The data below needs to be returned exactly, line for line.

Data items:
○ ○ ○ ○

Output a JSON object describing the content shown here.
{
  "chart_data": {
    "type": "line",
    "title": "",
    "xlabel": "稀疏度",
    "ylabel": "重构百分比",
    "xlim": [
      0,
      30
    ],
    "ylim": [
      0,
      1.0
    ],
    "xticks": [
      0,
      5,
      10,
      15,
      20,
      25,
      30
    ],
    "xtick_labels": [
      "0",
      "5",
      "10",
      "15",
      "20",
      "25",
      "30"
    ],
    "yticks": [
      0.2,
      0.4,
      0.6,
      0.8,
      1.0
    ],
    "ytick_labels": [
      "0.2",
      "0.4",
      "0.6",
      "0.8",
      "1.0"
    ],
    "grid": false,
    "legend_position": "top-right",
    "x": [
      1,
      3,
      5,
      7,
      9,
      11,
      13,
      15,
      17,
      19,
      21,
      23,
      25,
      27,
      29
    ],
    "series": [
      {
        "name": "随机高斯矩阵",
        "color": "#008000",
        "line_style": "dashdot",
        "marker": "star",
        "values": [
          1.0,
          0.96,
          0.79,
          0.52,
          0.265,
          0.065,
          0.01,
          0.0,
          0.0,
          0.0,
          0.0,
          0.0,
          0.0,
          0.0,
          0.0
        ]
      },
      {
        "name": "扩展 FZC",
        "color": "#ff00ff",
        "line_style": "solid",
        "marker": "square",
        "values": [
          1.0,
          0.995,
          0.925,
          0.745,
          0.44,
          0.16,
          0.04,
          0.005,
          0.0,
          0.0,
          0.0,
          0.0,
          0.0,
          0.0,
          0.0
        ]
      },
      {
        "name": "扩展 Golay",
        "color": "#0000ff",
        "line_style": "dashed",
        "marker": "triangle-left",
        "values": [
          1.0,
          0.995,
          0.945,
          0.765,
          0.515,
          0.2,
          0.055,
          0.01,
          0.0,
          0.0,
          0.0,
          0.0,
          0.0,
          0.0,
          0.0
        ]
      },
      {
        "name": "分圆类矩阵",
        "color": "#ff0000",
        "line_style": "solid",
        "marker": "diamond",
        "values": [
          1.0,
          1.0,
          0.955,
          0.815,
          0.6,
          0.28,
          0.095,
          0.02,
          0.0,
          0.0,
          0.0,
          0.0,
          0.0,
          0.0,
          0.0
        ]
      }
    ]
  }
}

○ ○ ○ ○

**Completed task**
Output a JSON object describing the content shown here.
{
  "chart_data": {
    "type": "line",
    "title": "",
    "xlabel": "稀疏度",
    "ylabel": "重构百分比",
    "xlim": [
      0,
      30
    ],
    "ylim": [
      0,
      1.0
    ],
    "xticks": [
      0,
      5,
      10,
      15,
      20,
      25,
      30
    ],
    "xtick_labels": [
      "0",
      "5",
      "10",
      "15",
      "20",
      "25",
      "30"
    ],
    "yticks": [
      0.2,
      0.4,
      0.6,
      0.8,
      1.0
    ],
    "ytick_labels": [
      "0.2",
      "0.4",
      "0.6",
      "0.8",
      "1.0"
    ],
    "grid": false,
    "legend_position": "top-right",
    "x": [
      1,
      3,
      5,
      7,
      9,
      11,
      13,
      15,
      17,
      19,
      21,
      23,
      25,
      27,
      29
    ],
    "series": [
      {
        "name": "随机高斯矩阵",
        "color": "#008000",
        "line_style": "dashdot",
        "marker": "star",
        "values": [
          1.0,
          0.96,
          0.79,
          0.52,
          0.265,
          0.065,
          0.01,
          0.0,
          0.0,
          0.0,
          0.0,
          0.0,
          0.0,
          0.0,
          0.0
        ]
      },
      {
        "name": "扩展 FZC",
        "color": "#ff00ff",
        "line_style": "solid",
        "marker": "square",
        "values": [
          1.0,
          0.995,
          0.925,
          0.745,
          0.44,
          0.16,
          0.04,
          0.005,
          0.0,
          0.0,
          0.0,
          0.0,
          0.0,
          0.0,
          0.0
        ]
      },
      {
        "name": "扩展 Golay",
        "color": "#0000ff",
        "line_style": "dashed",
        "marker": "triangle-left",
        "values": [
          1.0,
          0.995,
          0.945,
          0.765,
          0.515,
          0.2,
          0.055,
          0.01,
          0.0,
          0.0,
          0.0,
          0.0,
          0.0,
          0.0,
          0.0
        ]
      },
      {
        "name": "分圆类矩阵",
        "color": "#ff0000",
        "line_style": "solid",
        "marker": "diamond",
        "values": [
          1.0,
          1.0,
          0.955,
          0.815,
          0.6,
          0.28,
          0.095,
          0.02,
          0.0,
          0.0,
          0.0,
          0.0,
          0.0,
          0.0,
          0.0
        ]
      }
    ]
  }
}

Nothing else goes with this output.